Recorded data
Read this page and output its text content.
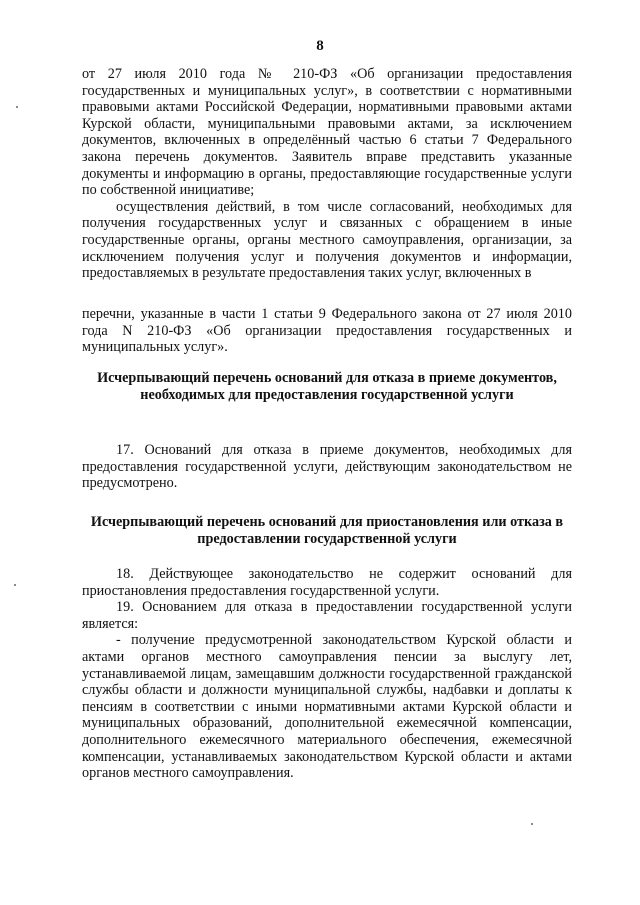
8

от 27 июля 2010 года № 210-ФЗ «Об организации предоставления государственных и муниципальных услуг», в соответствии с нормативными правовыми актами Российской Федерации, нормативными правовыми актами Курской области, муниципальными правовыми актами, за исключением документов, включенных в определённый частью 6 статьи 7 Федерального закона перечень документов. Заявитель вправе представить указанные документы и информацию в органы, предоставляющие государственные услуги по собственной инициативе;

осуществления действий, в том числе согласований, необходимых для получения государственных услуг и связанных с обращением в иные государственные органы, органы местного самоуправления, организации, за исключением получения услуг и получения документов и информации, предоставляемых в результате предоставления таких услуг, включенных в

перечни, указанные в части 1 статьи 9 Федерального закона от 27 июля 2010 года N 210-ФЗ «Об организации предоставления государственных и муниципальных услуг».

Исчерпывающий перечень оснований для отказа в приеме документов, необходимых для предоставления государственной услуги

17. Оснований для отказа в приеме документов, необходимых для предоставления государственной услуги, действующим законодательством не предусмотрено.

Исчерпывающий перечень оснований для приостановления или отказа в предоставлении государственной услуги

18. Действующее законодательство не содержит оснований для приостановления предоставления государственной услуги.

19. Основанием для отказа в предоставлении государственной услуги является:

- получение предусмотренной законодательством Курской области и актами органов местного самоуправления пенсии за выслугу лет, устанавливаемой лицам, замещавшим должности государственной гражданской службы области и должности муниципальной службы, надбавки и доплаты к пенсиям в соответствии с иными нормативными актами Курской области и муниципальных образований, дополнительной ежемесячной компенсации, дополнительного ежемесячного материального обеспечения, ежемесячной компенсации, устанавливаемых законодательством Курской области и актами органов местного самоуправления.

- **DESCRIPTION OF THE TASK**
Without the pictures, return the entries exactly as they appear.

- **WRITTEN ANSWER**
Read this page and output its text content.
8

от 27 июля 2010 года № 210-ФЗ «Об организации предоставления государственных и муниципальных услуг», в соответствии с нормативными правовыми актами Российской Федерации, нормативными правовыми актами Курской области, муниципальными правовыми актами, за исключением документов, включенных в определённый частью 6 статьи 7 Федерального закона перечень документов. Заявитель вправе представить указанные документы и информацию в органы, предоставляющие государственные услуги по собственной инициативе;

осуществления действий, в том числе согласований, необходимых для получения государственных услуг и связанных с обращением в иные государственные органы, органы местного самоуправления, организации, за исключением получения услуг и получения документов и информации, предоставляемых в результате предоставления таких услуг, включенных в

перечни, указанные в части 1 статьи 9 Федерального закона от 27 июля 2010 года N 210-ФЗ «Об организации предоставления государственных и муниципальных услуг».

Исчерпывающий перечень оснований для отказа в приеме документов, необходимых для предоставления государственной услуги

17. Оснований для отказа в приеме документов, необходимых для предоставления государственной услуги, действующим законодательством не предусмотрено.

Исчерпывающий перечень оснований для приостановления или отказа в предоставлении государственной услуги

18. Действующее законодательство не содержит оснований для приостановления предоставления государственной услуги.

19. Основанием для отказа в предоставлении государственной услуги является:

- получение предусмотренной законодательством Курской области и актами органов местного самоуправления пенсии за выслугу лет, устанавливаемой лицам, замещавшим должности государственной гражданской службы области и должности муниципальной службы, надбавки и доплаты к пенсиям в соответствии с иными нормативными актами Курской области и муниципальных образований, дополнительной ежемесячной компенсации, дополнительного ежемесячного материального обеспечения, ежемесячной компенсации, устанавливаемых законодательством Курской области и актами органов местного самоуправления.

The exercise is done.